__DATA FOR PROCESSING__:
********************
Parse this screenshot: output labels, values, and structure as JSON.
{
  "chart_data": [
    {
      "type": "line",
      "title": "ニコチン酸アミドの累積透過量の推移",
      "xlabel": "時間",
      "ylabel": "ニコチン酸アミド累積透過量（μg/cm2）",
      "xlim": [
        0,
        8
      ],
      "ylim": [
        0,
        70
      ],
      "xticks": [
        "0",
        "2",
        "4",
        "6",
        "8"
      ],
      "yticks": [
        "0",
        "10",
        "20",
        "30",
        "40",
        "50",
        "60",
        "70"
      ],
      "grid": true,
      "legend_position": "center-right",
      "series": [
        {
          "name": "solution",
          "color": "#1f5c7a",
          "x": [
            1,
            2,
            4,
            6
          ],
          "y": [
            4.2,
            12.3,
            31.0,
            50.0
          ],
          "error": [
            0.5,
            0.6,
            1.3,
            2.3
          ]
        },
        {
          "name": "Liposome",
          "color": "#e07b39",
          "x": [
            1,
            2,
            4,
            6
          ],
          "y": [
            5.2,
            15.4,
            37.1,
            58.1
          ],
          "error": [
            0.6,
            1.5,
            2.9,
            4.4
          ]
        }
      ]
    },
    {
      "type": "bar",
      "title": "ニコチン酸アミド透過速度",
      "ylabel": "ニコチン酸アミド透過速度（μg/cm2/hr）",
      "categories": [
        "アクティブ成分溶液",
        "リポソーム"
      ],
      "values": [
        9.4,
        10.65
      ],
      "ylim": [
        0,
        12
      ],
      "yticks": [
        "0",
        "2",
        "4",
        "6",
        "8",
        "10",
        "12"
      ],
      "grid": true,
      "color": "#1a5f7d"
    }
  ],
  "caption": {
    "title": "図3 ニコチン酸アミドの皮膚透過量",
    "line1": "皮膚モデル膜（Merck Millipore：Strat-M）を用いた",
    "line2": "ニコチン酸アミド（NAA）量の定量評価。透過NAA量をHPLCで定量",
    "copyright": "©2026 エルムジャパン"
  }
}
********************
__STATED EXERCISE__:
Filter the entries down to the lines with the word "ニコチン酸アミド透過速度" in them.

__REPLY__:
      "title": "ニコチン酸アミド透過速度",
      "ylabel": "ニコチン酸アミド透過速度（μg/cm2/hr）",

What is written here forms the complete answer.